▶ Do this
Check every line below for the string "Profit", and copy the lines that contain it.
......
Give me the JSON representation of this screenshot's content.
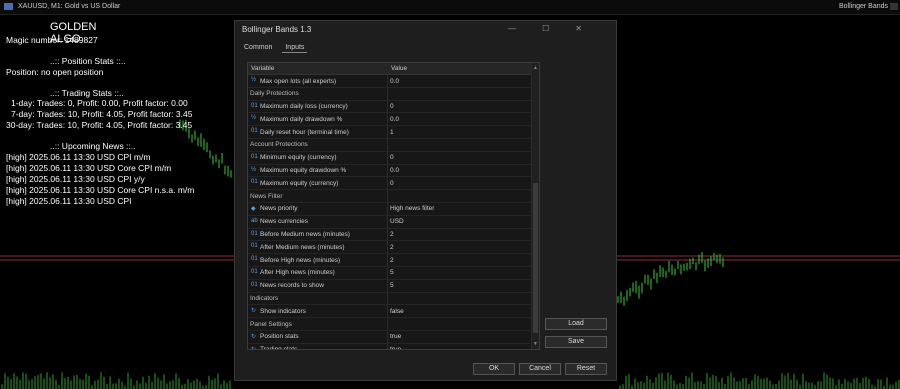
{
  "chart": {
    "symbol": "XAUUSD, M1: Gold vs US Dollar",
    "indicator": "Bollinger Bands"
  },
  "overlay": {
    "title": "GOLDEN ALGO",
    "magic": "Magic number: 1489827",
    "position_header": "..:: Position Stats ::..",
    "position_line": "Position: no open position",
    "trading_header": "..:: Trading Stats ::..",
    "trading_lines": [
      "1-day: Trades: 0, Profit: 0.00, Profit factor: 0.00",
      "7-day: Trades: 10, Profit: 4.05, Profit factor: 3.45",
      "30-day: Trades: 10, Profit: 4.05, Profit factor: 3.45"
    ],
    "news_header": "..:: Upcoming News ::..",
    "news_lines": [
      "[high] 2025.06.11 13:30 USD CPI m/m",
      "[high] 2025.06.11 13:30 USD Core CPI m/m",
      "[high] 2025.06.11 13:30 USD CPI y/y",
      "[high] 2025.06.11 13:30 USD Core CPI n.s.a. m/m",
      "[high] 2025.06.11 13:30 USD CPI"
    ]
  },
  "dialog": {
    "title": "Bollinger Bands 1.3",
    "tabs": [
      "Common",
      "Inputs"
    ],
    "active_tab": "Inputs",
    "col_variable": "Variable",
    "col_value": "Value",
    "rows": [
      {
        "icon": "½",
        "name": "Max open lots (all experts)",
        "value": "0.0"
      },
      {
        "header": true,
        "name": "Daily Protections"
      },
      {
        "icon": "01",
        "name": "Maximum daily loss (currency)",
        "value": "0"
      },
      {
        "icon": "½",
        "name": "Maximum daily drawdown %",
        "value": "0.0"
      },
      {
        "icon": "01",
        "name": "Daily reset hour (terminal time)",
        "value": "1"
      },
      {
        "header": true,
        "name": "Account Protections"
      },
      {
        "icon": "01",
        "name": "Minimum equity (currency)",
        "value": "0"
      },
      {
        "icon": "½",
        "name": "Maximum equity drawdown %",
        "value": "0.0"
      },
      {
        "icon": "01",
        "name": "Maximum equity (currency)",
        "value": "0"
      },
      {
        "header": true,
        "name": "News Filter"
      },
      {
        "icon": "◆",
        "name": "News priority",
        "value": "High news filter"
      },
      {
        "icon": "ab",
        "name": "News currencies",
        "value": "USD"
      },
      {
        "icon": "01",
        "name": "Before Medium news (minutes)",
        "value": "2"
      },
      {
        "icon": "01",
        "name": "After Medium news (minutes)",
        "value": "2"
      },
      {
        "icon": "01",
        "name": "Before High news (minutes)",
        "value": "2"
      },
      {
        "icon": "01",
        "name": "After High news (minutes)",
        "value": "5"
      },
      {
        "icon": "01",
        "name": "News records to show",
        "value": "5"
      },
      {
        "header": true,
        "name": "Indicators"
      },
      {
        "icon": "↻",
        "name": "Show indicators",
        "value": "false"
      },
      {
        "header": true,
        "name": "Panel Settings"
      },
      {
        "icon": "↻",
        "name": "Position stats",
        "value": "true"
      },
      {
        "icon": "↻",
        "name": "Trading stats",
        "value": "true"
      }
    ],
    "buttons": {
      "load": "Load",
      "save": "Save",
      "ok": "OK",
      "cancel": "Cancel",
      "reset": "Reset"
    }
  }
}
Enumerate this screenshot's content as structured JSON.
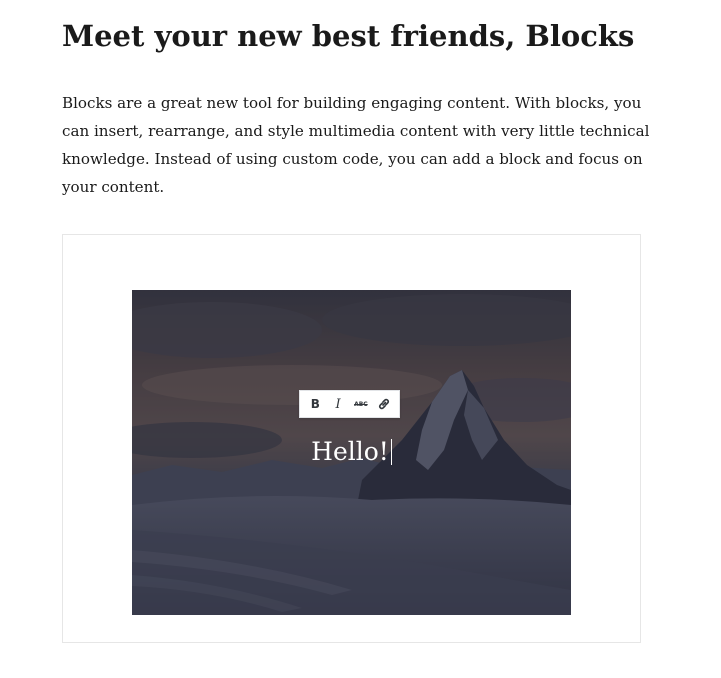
{
  "article": {
    "heading": "Meet your new best friends, Blocks",
    "paragraph": "Blocks are a great new tool for building engaging content. With blocks, you can insert, rearrange, and style multimedia content with very little technical knowledge. Instead of using custom code, you can add a block and focus on your content."
  },
  "cover_block": {
    "text": "Hello!",
    "overlay_color": "#2e3040"
  },
  "toolbar": {
    "bold_label": "B",
    "italic_label": "I",
    "strikethrough_label": "ABC",
    "link_icon": "link-icon"
  },
  "colors": {
    "text": "#1a1a1a",
    "frame_border": "#e6e6e6",
    "toolbar_bg": "#ffffff",
    "toolbar_icon": "#32373c"
  }
}
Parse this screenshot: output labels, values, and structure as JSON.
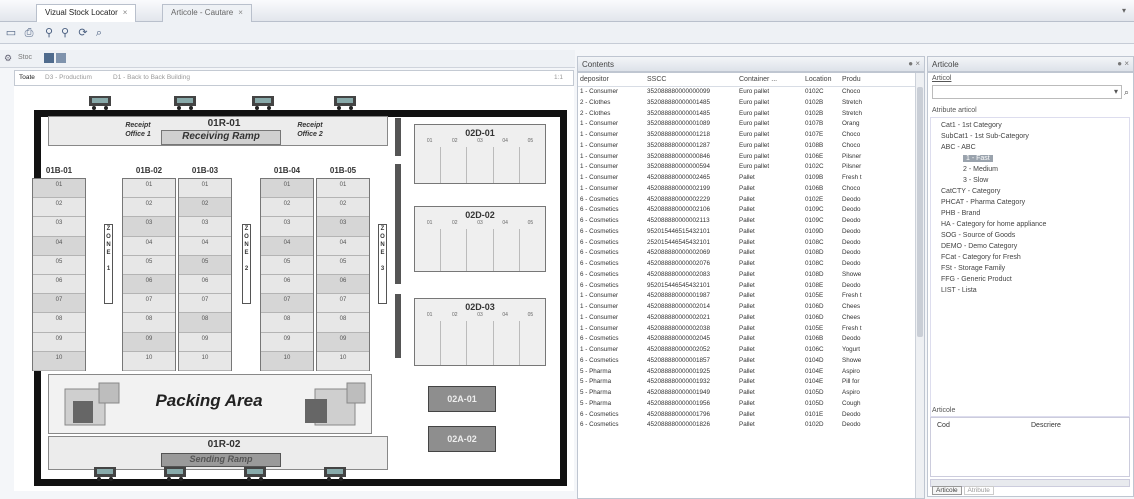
{
  "window": {
    "tabs": [
      {
        "label": "Vizual Stock Locator",
        "active": true
      },
      {
        "label": "Articole - Cautare",
        "active": false
      }
    ]
  },
  "stock_toolbar": {
    "label": "Stoc"
  },
  "map": {
    "tabs": [
      "Toate",
      "D3 - Productium",
      "D1 - Back to Back Building"
    ],
    "zoom": "1:1",
    "receipt_office_1": "Receipt Office 1",
    "receipt_office_2": "Receipt Office 2",
    "receiving_code": "01R-01",
    "receiving_label": "Receiving Ramp",
    "sending_code": "01R-02",
    "sending_label": "Sending Ramp",
    "packing_label": "Packing Area",
    "shelves": [
      "01B-01",
      "01B-02",
      "01B-03",
      "01B-04",
      "01B-05"
    ],
    "shelf_rows": [
      "01",
      "02",
      "03",
      "04",
      "05",
      "06",
      "07",
      "08",
      "09",
      "10"
    ],
    "zones": [
      "ZONE 1",
      "ZONE 2",
      "ZONE 3"
    ],
    "areas_02d": [
      "02D-01",
      "02D-02",
      "02D-03"
    ],
    "area_cols": [
      "01",
      "02",
      "03",
      "04",
      "05"
    ],
    "areas_02a": [
      "02A-01",
      "02A-02"
    ]
  },
  "contents": {
    "title": "Contents",
    "columns": [
      "depositor",
      "SSCC",
      "Container ...",
      "Location",
      "Produ"
    ],
    "rows": [
      [
        "1 - Consumer",
        "352088880000000099",
        "Euro pallet",
        "0102C",
        "Choco"
      ],
      [
        "2 - Clothes",
        "352088880000001485",
        "Euro pallet",
        "0102B",
        "Stretch"
      ],
      [
        "2 - Clothes",
        "352088880000001485",
        "Euro pallet",
        "0102B",
        "Stretch"
      ],
      [
        "1 - Consumer",
        "352088880000001089",
        "Euro pallet",
        "0107B",
        "Orang"
      ],
      [
        "1 - Consumer",
        "352088880000001218",
        "Euro pallet",
        "0107E",
        "Choco"
      ],
      [
        "1 - Consumer",
        "352088880000001287",
        "Euro pallet",
        "0108B",
        "Choco"
      ],
      [
        "1 - Consumer",
        "352088880000000846",
        "Euro pallet",
        "0106E",
        "Pilsner"
      ],
      [
        "1 - Consumer",
        "352088880000000594",
        "Euro pallet",
        "0102C",
        "Pilsner"
      ],
      [
        "1 - Consumer",
        "452088880000002465",
        "Pallet",
        "0109B",
        "Fresh t"
      ],
      [
        "1 - Consumer",
        "452088880000002199",
        "Pallet",
        "0106B",
        "Choco"
      ],
      [
        "6 - Cosmetics",
        "452088880000002229",
        "Pallet",
        "0102E",
        "Deodo"
      ],
      [
        "6 - Cosmetics",
        "452088880000002106",
        "Pallet",
        "0109C",
        "Deodo"
      ],
      [
        "6 - Cosmetics",
        "452088880000002113",
        "Pallet",
        "0109C",
        "Deodo"
      ],
      [
        "6 - Cosmetics",
        "952015446515432101",
        "Pallet",
        "0109D",
        "Deodo"
      ],
      [
        "6 - Cosmetics",
        "252015446545432101",
        "Pallet",
        "0108C",
        "Deodo"
      ],
      [
        "6 - Cosmetics",
        "452088880000002069",
        "Pallet",
        "0108D",
        "Deodo"
      ],
      [
        "6 - Cosmetics",
        "452088880000002076",
        "Pallet",
        "0108C",
        "Deodo"
      ],
      [
        "6 - Cosmetics",
        "452088880000002083",
        "Pallet",
        "0108D",
        "Showe"
      ],
      [
        "6 - Cosmetics",
        "952015446545432101",
        "Pallet",
        "0108E",
        "Deodo"
      ],
      [
        "1 - Consumer",
        "452088880000001987",
        "Pallet",
        "0105E",
        "Fresh t"
      ],
      [
        "1 - Consumer",
        "452088880000002014",
        "Pallet",
        "0106D",
        "Chees"
      ],
      [
        "1 - Consumer",
        "452088880000002021",
        "Pallet",
        "0106D",
        "Chees"
      ],
      [
        "1 - Consumer",
        "452088880000002038",
        "Pallet",
        "0105E",
        "Fresh t"
      ],
      [
        "6 - Cosmetics",
        "452088880000002045",
        "Pallet",
        "0106B",
        "Deodo"
      ],
      [
        "1 - Consumer",
        "452088880000002052",
        "Pallet",
        "0106C",
        "Yogurt"
      ],
      [
        "6 - Cosmetics",
        "452088880000001857",
        "Pallet",
        "0104D",
        "Showe"
      ],
      [
        "5 - Pharma",
        "452088880000001925",
        "Pallet",
        "0104E",
        "Aspiro"
      ],
      [
        "5 - Pharma",
        "452088880000001932",
        "Pallet",
        "0104E",
        "Pill for"
      ],
      [
        "5 - Pharma",
        "452088880000001949",
        "Pallet",
        "0105D",
        "Aspiro"
      ],
      [
        "5 - Pharma",
        "452088880000001956",
        "Pallet",
        "0105D",
        "Cough"
      ],
      [
        "6 - Cosmetics",
        "452088880000001796",
        "Pallet",
        "0101E",
        "Deodo"
      ],
      [
        "6 - Cosmetics",
        "452088880000001826",
        "Pallet",
        "0102D",
        "Deodo"
      ]
    ]
  },
  "articole_panel": {
    "title": "Articole",
    "search_label": "Articol",
    "attr_label": "Atribute articol",
    "tree": [
      {
        "label": "Cat1 - 1st Category",
        "indent": 0,
        "selected": false
      },
      {
        "label": "SubCat1 - 1st Sub-Category",
        "indent": 0,
        "selected": false
      },
      {
        "label": "ABC - ABC",
        "indent": 0,
        "selected": false
      },
      {
        "label": "1 - Fast",
        "indent": 1,
        "selected": true
      },
      {
        "label": "2 - Medium",
        "indent": 1,
        "selected": false
      },
      {
        "label": "3 - Slow",
        "indent": 1,
        "selected": false
      },
      {
        "label": "CatCTY - Category",
        "indent": 0,
        "selected": false
      },
      {
        "label": "PHCAT - Pharma Category",
        "indent": 0,
        "selected": false
      },
      {
        "label": "PHB - Brand",
        "indent": 0,
        "selected": false
      },
      {
        "label": "HA - Category for home appliance",
        "indent": 0,
        "selected": false
      },
      {
        "label": "SOG - Source of Goods",
        "indent": 0,
        "selected": false
      },
      {
        "label": "DEMO - Demo Category",
        "indent": 0,
        "selected": false
      },
      {
        "label": "FCat - Category for Fresh",
        "indent": 0,
        "selected": false
      },
      {
        "label": "FSt - Storage Family",
        "indent": 0,
        "selected": false
      },
      {
        "label": "FFG - Generic Product",
        "indent": 0,
        "selected": false
      },
      {
        "label": "LIST - Lista",
        "indent": 0,
        "selected": false
      }
    ],
    "results_label": "Articole",
    "result_columns": [
      "Cod",
      "Descriere"
    ],
    "bottom_tabs": [
      "Articole",
      "Atribute"
    ]
  }
}
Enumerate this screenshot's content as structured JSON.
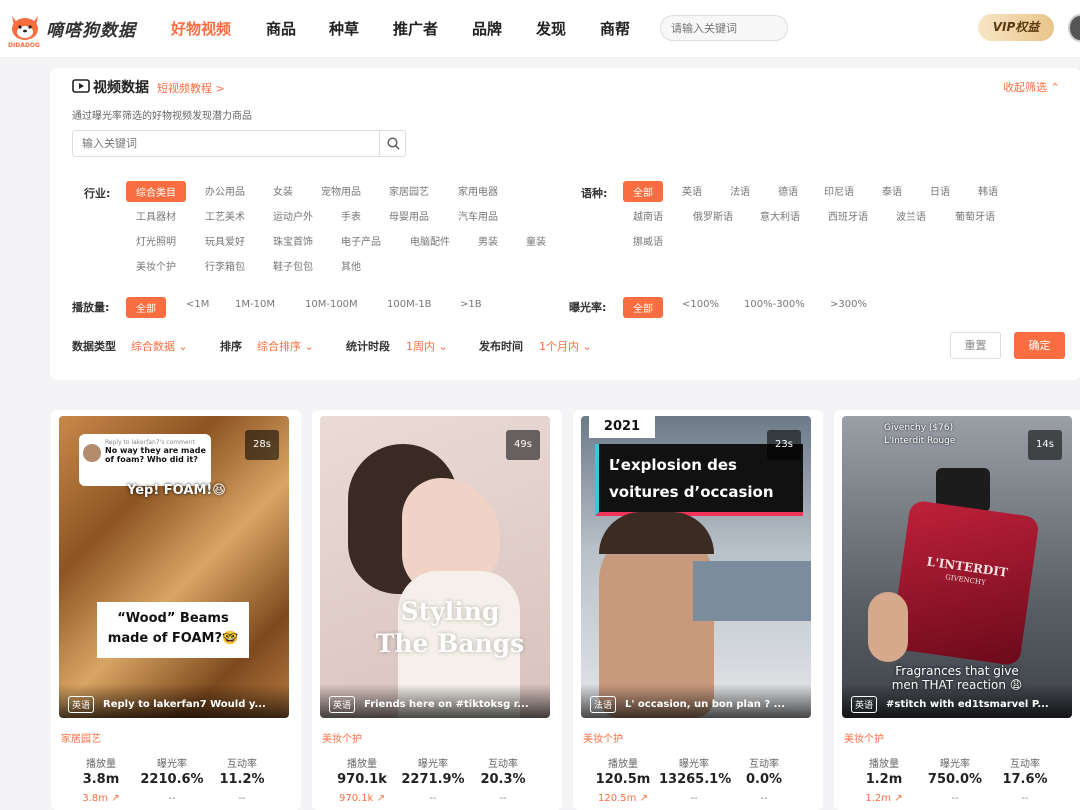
......
▶ Reply to the task
      "1-day: Trades: 0, Profit: 0.00, Profit factor: 0.00",
      "7-day: Trades: 10, Profit: 4.05, Profit factor: 3.45",
      "30-day: Trades: 10, Profit: 4.05, Profit factor: 3.45"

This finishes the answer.